Material provided:
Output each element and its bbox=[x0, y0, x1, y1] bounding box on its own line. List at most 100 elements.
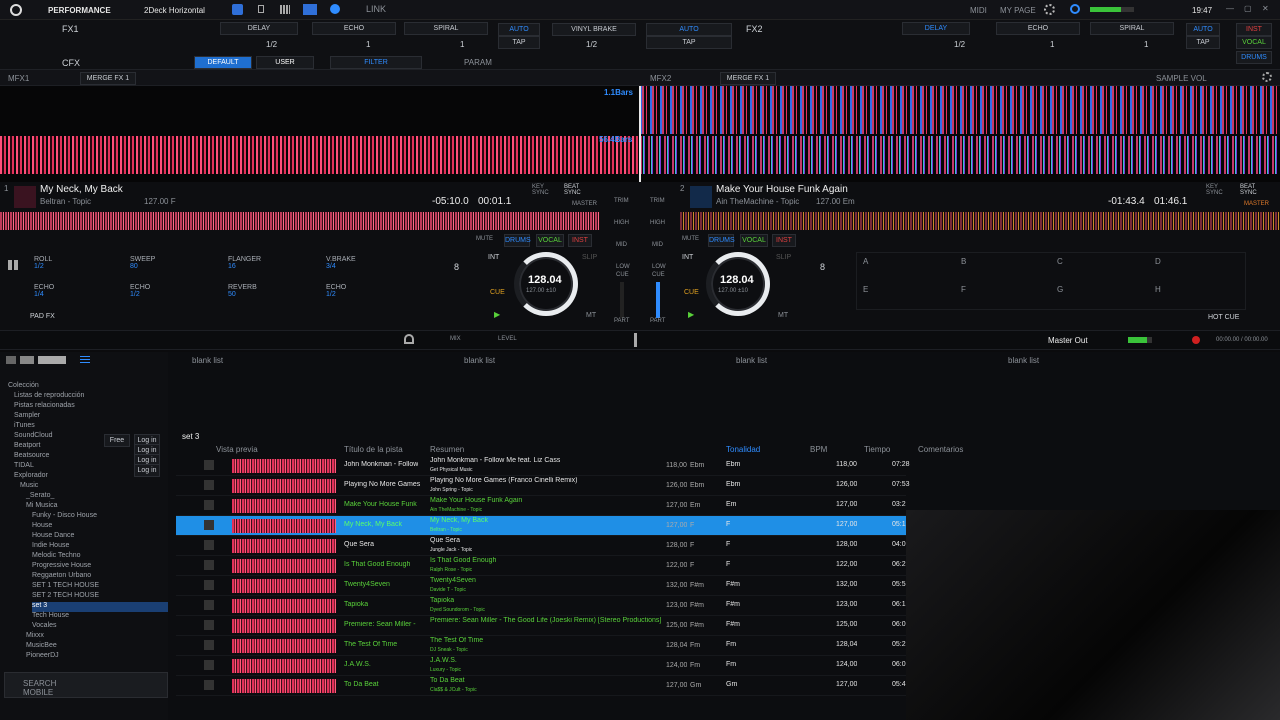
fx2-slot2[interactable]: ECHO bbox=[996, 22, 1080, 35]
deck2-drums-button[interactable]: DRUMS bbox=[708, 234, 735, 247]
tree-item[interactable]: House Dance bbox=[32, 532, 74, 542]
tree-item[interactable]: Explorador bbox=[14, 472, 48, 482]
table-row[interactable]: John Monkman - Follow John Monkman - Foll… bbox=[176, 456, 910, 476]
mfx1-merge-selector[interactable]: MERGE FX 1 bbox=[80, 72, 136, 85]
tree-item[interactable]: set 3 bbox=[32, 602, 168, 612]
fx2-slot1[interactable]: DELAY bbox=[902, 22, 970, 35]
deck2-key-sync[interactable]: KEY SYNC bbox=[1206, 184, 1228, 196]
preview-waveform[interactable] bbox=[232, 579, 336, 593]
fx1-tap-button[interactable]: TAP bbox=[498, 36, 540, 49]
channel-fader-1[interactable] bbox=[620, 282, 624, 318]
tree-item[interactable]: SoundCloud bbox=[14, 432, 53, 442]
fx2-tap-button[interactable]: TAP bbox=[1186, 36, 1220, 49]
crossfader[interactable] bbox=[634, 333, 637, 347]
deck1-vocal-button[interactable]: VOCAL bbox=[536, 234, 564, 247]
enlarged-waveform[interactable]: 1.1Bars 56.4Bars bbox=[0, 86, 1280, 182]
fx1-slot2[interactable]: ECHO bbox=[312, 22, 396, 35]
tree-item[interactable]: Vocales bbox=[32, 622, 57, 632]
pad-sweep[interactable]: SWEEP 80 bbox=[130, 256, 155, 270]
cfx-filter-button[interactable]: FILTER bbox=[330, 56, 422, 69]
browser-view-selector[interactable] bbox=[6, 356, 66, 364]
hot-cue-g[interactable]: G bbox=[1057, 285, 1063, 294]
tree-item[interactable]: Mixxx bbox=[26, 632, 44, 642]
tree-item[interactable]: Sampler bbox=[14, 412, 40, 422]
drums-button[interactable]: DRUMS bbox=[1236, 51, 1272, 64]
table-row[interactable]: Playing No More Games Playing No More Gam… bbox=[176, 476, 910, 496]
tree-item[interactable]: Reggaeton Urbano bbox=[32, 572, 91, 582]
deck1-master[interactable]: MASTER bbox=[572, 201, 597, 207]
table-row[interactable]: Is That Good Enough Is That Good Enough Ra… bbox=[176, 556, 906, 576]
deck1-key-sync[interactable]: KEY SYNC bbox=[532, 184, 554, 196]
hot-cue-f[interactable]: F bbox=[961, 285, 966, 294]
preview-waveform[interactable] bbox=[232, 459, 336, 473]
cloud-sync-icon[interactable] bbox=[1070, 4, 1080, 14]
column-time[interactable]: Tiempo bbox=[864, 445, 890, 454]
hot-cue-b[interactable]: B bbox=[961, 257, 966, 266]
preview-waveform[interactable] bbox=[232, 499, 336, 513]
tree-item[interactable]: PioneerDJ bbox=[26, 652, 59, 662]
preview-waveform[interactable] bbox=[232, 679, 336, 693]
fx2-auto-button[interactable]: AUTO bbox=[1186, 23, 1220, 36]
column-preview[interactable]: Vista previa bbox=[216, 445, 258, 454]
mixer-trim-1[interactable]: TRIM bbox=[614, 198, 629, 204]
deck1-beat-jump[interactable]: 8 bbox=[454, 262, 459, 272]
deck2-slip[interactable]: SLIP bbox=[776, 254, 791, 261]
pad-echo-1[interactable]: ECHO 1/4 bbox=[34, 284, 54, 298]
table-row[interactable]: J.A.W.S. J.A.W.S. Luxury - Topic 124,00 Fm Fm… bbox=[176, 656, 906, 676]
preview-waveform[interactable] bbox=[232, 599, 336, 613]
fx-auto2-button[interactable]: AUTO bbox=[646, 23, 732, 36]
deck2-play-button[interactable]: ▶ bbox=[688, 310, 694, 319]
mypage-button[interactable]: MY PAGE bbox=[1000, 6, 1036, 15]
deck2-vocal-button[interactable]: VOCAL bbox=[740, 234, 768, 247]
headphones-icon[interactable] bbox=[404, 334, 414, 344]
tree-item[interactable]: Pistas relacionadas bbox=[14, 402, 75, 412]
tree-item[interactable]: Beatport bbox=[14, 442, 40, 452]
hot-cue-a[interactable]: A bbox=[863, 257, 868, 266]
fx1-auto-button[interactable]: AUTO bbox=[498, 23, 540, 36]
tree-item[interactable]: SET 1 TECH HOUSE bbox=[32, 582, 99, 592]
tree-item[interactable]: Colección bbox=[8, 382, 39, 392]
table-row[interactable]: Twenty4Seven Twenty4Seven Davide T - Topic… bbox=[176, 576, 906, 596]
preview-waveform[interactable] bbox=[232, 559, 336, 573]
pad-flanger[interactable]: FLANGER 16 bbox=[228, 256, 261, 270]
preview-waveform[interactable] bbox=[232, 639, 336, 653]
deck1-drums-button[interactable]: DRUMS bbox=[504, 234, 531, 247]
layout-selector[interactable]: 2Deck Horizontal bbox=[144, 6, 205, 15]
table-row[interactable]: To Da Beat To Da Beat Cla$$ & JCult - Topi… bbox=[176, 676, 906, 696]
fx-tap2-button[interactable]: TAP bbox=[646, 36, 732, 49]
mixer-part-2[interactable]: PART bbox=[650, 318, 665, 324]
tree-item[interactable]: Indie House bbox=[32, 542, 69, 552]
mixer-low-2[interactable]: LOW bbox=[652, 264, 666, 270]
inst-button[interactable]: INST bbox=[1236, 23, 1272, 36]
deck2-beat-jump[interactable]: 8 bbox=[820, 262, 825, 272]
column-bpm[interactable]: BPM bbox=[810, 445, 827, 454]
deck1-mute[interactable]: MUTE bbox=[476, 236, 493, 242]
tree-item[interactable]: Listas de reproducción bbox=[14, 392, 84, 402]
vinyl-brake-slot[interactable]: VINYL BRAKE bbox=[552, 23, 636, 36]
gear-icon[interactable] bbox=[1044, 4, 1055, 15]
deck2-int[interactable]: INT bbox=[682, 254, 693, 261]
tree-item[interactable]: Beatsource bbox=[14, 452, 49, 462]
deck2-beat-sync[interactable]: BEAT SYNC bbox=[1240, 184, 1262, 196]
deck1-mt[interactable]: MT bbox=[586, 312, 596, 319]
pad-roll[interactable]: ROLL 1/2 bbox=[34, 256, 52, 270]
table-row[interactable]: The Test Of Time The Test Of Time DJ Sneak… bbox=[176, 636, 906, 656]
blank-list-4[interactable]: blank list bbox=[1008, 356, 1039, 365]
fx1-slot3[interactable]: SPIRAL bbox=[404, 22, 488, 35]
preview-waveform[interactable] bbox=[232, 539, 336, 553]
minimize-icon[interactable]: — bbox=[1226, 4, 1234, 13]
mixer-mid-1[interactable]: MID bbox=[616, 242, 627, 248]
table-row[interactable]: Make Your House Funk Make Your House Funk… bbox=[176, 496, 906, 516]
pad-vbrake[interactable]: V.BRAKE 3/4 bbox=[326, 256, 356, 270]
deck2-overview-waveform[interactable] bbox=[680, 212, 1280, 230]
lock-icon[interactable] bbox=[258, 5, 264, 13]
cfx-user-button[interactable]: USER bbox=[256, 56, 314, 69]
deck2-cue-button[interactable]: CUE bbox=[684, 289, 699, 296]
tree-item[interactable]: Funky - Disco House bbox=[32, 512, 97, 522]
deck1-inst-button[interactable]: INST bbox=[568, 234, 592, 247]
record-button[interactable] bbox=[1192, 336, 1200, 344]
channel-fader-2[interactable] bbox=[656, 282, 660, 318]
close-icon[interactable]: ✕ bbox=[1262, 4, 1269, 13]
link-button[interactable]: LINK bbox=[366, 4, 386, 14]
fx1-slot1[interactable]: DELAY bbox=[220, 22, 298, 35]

Stated exercise:
Can you reproduce every line of the data above verbatim, leaving out the pictures?

Problem solution:
Output each element and its bbox=[x0, y0, x1, y1] bounding box on its own line. List at most 100 elements.
fx2-slot2[interactable]: ECHO bbox=[996, 22, 1080, 35]
deck2-drums-button[interactable]: DRUMS bbox=[708, 234, 735, 247]
tree-item[interactable]: House Dance bbox=[32, 532, 74, 542]
tree-item[interactable]: Explorador bbox=[14, 472, 48, 482]
table-row[interactable]: John Monkman - Follow John Monkman - Foll… bbox=[176, 456, 910, 476]
mfx1-merge-selector[interactable]: MERGE FX 1 bbox=[80, 72, 136, 85]
tree-item[interactable]: set 3 bbox=[32, 602, 168, 612]
fx2-slot1[interactable]: DELAY bbox=[902, 22, 970, 35]
deck2-key-sync[interactable]: KEY SYNC bbox=[1206, 184, 1228, 196]
preview-waveform[interactable] bbox=[232, 579, 336, 593]
fx1-tap-button[interactable]: TAP bbox=[498, 36, 540, 49]
channel-fader-1[interactable] bbox=[620, 282, 624, 318]
tree-item[interactable]: SoundCloud bbox=[14, 432, 53, 442]
fx2-tap-button[interactable]: TAP bbox=[1186, 36, 1220, 49]
crossfader[interactable] bbox=[634, 333, 637, 347]
deck1-vocal-button[interactable]: VOCAL bbox=[536, 234, 564, 247]
enlarged-waveform[interactable]: 1.1Bars 56.4Bars bbox=[0, 86, 1280, 182]
fx1-slot2[interactable]: ECHO bbox=[312, 22, 396, 35]
tree-item[interactable]: Vocales bbox=[32, 622, 57, 632]
pad-sweep[interactable]: SWEEP 80 bbox=[130, 256, 155, 270]
cfx-filter-button[interactable]: FILTER bbox=[330, 56, 422, 69]
browser-view-selector[interactable] bbox=[6, 356, 66, 364]
hot-cue-g[interactable]: G bbox=[1057, 285, 1063, 294]
tree-item[interactable]: Mixxx bbox=[26, 632, 44, 642]
tree-item[interactable]: Sampler bbox=[14, 412, 40, 422]
drums-button[interactable]: DRUMS bbox=[1236, 51, 1272, 64]
table-row[interactable]: Playing No More Games Playing No More Gam… bbox=[176, 476, 910, 496]
tree-item[interactable]: Reggaeton Urbano bbox=[32, 572, 91, 582]
deck1-master[interactable]: MASTER bbox=[572, 201, 597, 207]
table-row[interactable]: Is That Good Enough Is That Good Enough Ra… bbox=[176, 556, 906, 576]
deck1-key-sync[interactable]: KEY SYNC bbox=[532, 184, 554, 196]
hot-cue-f[interactable]: F bbox=[961, 285, 966, 294]
preview-waveform[interactable] bbox=[232, 459, 336, 473]
cloud-sync-icon[interactable] bbox=[1070, 4, 1080, 14]
column-time[interactable]: Tiempo bbox=[864, 445, 890, 454]
hot-cue-b[interactable]: B bbox=[961, 257, 966, 266]
preview-waveform[interactable] bbox=[232, 499, 336, 513]
tree-item[interactable]: PioneerDJ bbox=[26, 652, 59, 662]
preview-waveform[interactable] bbox=[232, 679, 336, 693]
fx2-auto-button[interactable]: AUTO bbox=[1186, 23, 1220, 36]
column-preview[interactable]: Vista previa bbox=[216, 445, 258, 454]
mixer-trim-1[interactable]: TRIM bbox=[614, 198, 629, 204]
deck1-beat-jump[interactable]: 8 bbox=[454, 262, 459, 272]
deck2-slip[interactable]: SLIP bbox=[776, 254, 791, 261]
pad-echo-1[interactable]: ECHO 1/4 bbox=[34, 284, 54, 298]
table-row[interactable]: J.A.W.S. J.A.W.S. Luxury - Topic 124,00 Fm Fm… bbox=[176, 656, 906, 676]
preview-waveform[interactable] bbox=[232, 599, 336, 613]
fx-auto2-button[interactable]: AUTO bbox=[646, 23, 732, 36]
deck2-play-button[interactable]: ▶ bbox=[688, 310, 694, 319]
mypage-button[interactable]: MY PAGE bbox=[1000, 6, 1036, 15]
deck2-vocal-button[interactable]: VOCAL bbox=[740, 234, 768, 247]
headphones-icon[interactable] bbox=[404, 334, 414, 344]
tree-item[interactable]: Pistas relacionadas bbox=[14, 402, 75, 412]
tree-item[interactable]: Beatport bbox=[14, 442, 40, 452]
hot-cue-a[interactable]: A bbox=[863, 257, 868, 266]
fx1-auto-button[interactable]: AUTO bbox=[498, 23, 540, 36]
tree-item[interactable]: SET 1 TECH HOUSE bbox=[32, 582, 99, 592]
tree-item[interactable]: Colección bbox=[8, 382, 39, 392]
table-row[interactable]: Twenty4Seven Twenty4Seven Davide T - Topic… bbox=[176, 576, 906, 596]
preview-waveform[interactable] bbox=[232, 559, 336, 573]
pad-flanger[interactable]: FLANGER 16 bbox=[228, 256, 261, 270]
preview-waveform[interactable] bbox=[232, 639, 336, 653]
deck1-drums-button[interactable]: DRUMS bbox=[504, 234, 531, 247]
layout-selector[interactable]: 2Deck Horizontal bbox=[144, 6, 205, 15]
table-row[interactable]: To Da Beat To Da Beat Cla$$ & JCult - Topi… bbox=[176, 676, 906, 696]
fx-tap2-button[interactable]: TAP bbox=[646, 36, 732, 49]
mixer-part-2[interactable]: PART bbox=[650, 318, 665, 324]
tree-item[interactable]: Indie House bbox=[32, 542, 69, 552]
mixer-low-2[interactable]: LOW bbox=[652, 264, 666, 270]
inst-button[interactable]: INST bbox=[1236, 23, 1272, 36]
deck2-beat-jump[interactable]: 8 bbox=[820, 262, 825, 272]
column-bpm[interactable]: BPM bbox=[810, 445, 827, 454]
deck1-mute[interactable]: MUTE bbox=[476, 236, 493, 242]
tree-item[interactable]: Listas de reproducción bbox=[14, 392, 84, 402]
vinyl-brake-slot[interactable]: VINYL BRAKE bbox=[552, 23, 636, 36]
gear-icon[interactable] bbox=[1044, 4, 1055, 15]
deck2-int[interactable]: INT bbox=[682, 254, 693, 261]
tree-item[interactable]: Beatsource bbox=[14, 452, 49, 462]
deck2-beat-sync[interactable]: BEAT SYNC bbox=[1240, 184, 1262, 196]
deck1-mt[interactable]: MT bbox=[586, 312, 596, 319]
pad-roll[interactable]: ROLL 1/2 bbox=[34, 256, 52, 270]
table-row[interactable]: The Test Of Time The Test Of Time DJ Sneak… bbox=[176, 636, 906, 656]
blank-list-4[interactable]: blank list bbox=[1008, 356, 1039, 365]
fx1-slot3[interactable]: SPIRAL bbox=[404, 22, 488, 35]
preview-waveform[interactable] bbox=[232, 539, 336, 553]
minimize-icon[interactable]: — bbox=[1226, 4, 1234, 13]
mixer-mid-1[interactable]: MID bbox=[616, 242, 627, 248]
table-row[interactable]: Make Your House Funk Make Your House Funk… bbox=[176, 496, 906, 516]
pad-vbrake[interactable]: V.BRAKE 3/4 bbox=[326, 256, 356, 270]
deck2-overview-waveform[interactable] bbox=[680, 212, 1280, 230]
lock-icon[interactable] bbox=[258, 5, 264, 13]
cfx-user-button[interactable]: USER bbox=[256, 56, 314, 69]
deck2-cue-button[interactable]: CUE bbox=[684, 289, 699, 296]
tree-item[interactable]: Funky - Disco House bbox=[32, 512, 97, 522]
deck1-inst-button[interactable]: INST bbox=[568, 234, 592, 247]
record-button[interactable] bbox=[1192, 336, 1200, 344]
channel-fader-2[interactable] bbox=[656, 282, 660, 318]
close-icon[interactable]: ✕ bbox=[1262, 4, 1269, 13]
link-button[interactable]: LINK bbox=[366, 4, 386, 14]
fx1-slot1[interactable]: DELAY bbox=[220, 22, 298, 35]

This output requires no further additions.